§ **Directive**: Leave out the pictures and reproduce all of the data exactly.

§ **Data entries**:
--- BEGIN ---

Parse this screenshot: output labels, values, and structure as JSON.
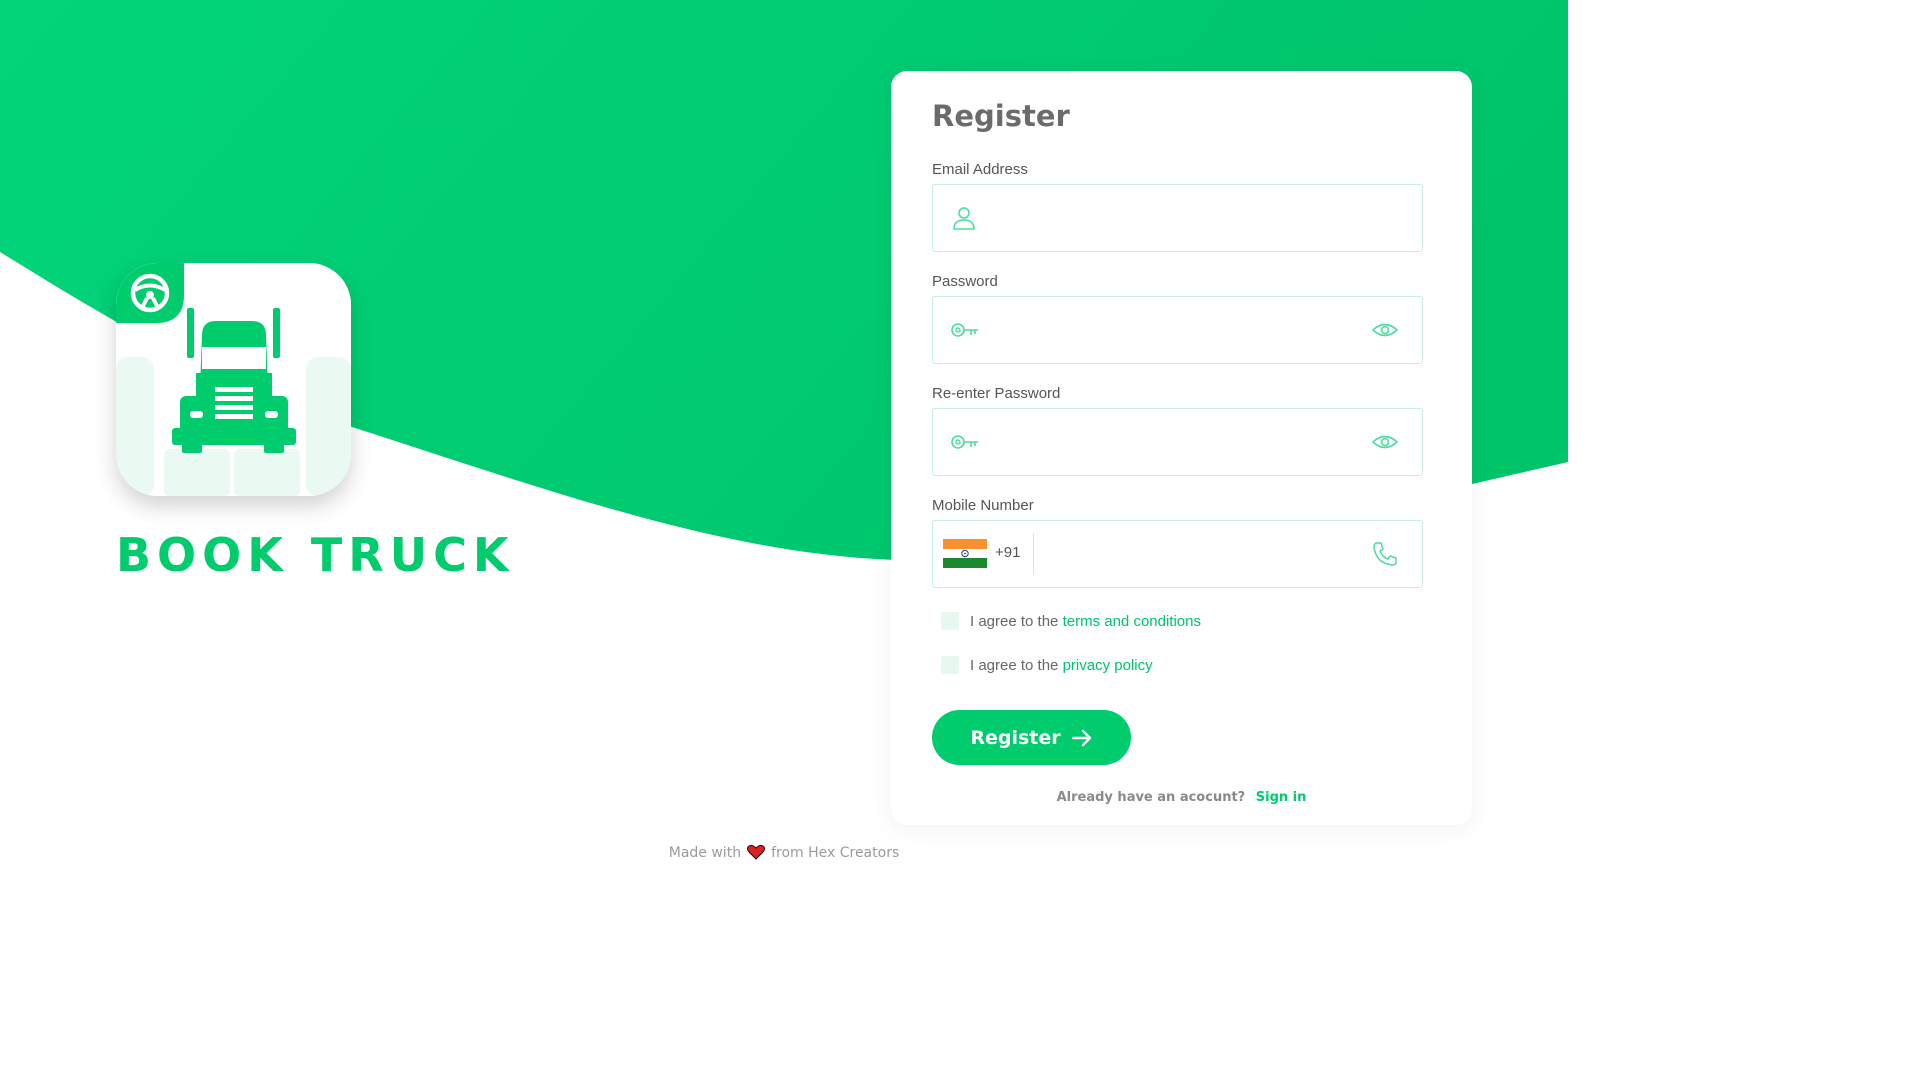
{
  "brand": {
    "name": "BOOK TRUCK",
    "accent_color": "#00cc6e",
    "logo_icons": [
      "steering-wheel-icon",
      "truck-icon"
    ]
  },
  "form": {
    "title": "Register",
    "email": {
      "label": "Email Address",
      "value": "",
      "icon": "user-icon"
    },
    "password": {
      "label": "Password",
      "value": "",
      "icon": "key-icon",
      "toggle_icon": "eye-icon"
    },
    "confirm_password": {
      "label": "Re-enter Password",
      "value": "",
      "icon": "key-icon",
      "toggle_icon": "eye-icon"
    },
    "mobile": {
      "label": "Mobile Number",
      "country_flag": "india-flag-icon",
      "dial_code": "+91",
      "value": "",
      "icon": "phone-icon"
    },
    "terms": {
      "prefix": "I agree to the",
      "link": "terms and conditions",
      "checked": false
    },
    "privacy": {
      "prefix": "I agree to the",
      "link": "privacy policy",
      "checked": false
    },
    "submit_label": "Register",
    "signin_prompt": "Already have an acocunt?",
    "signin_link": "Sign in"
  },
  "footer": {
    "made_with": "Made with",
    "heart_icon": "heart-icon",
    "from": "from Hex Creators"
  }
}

--- END ---

§ **Correct answer**:
Parse this screenshot: output labels, values, and structure as JSON.
{
  "brand": {
    "name": "BOOK TRUCK",
    "accent_color": "#00cc6e",
    "logo_icons": [
      "steering-wheel-icon",
      "truck-icon"
    ]
  },
  "form": {
    "title": "Register",
    "email": {
      "label": "Email Address",
      "value": "",
      "icon": "user-icon"
    },
    "password": {
      "label": "Password",
      "value": "",
      "icon": "key-icon",
      "toggle_icon": "eye-icon"
    },
    "confirm_password": {
      "label": "Re-enter Password",
      "value": "",
      "icon": "key-icon",
      "toggle_icon": "eye-icon"
    },
    "mobile": {
      "label": "Mobile Number",
      "country_flag": "india-flag-icon",
      "dial_code": "+91",
      "value": "",
      "icon": "phone-icon"
    },
    "terms": {
      "prefix": "I agree to the",
      "link": "terms and conditions",
      "checked": false
    },
    "privacy": {
      "prefix": "I agree to the",
      "link": "privacy policy",
      "checked": false
    },
    "submit_label": "Register",
    "signin_prompt": "Already have an acocunt?",
    "signin_link": "Sign in"
  },
  "footer": {
    "made_with": "Made with",
    "heart_icon": "heart-icon",
    "from": "from Hex Creators"
  }
}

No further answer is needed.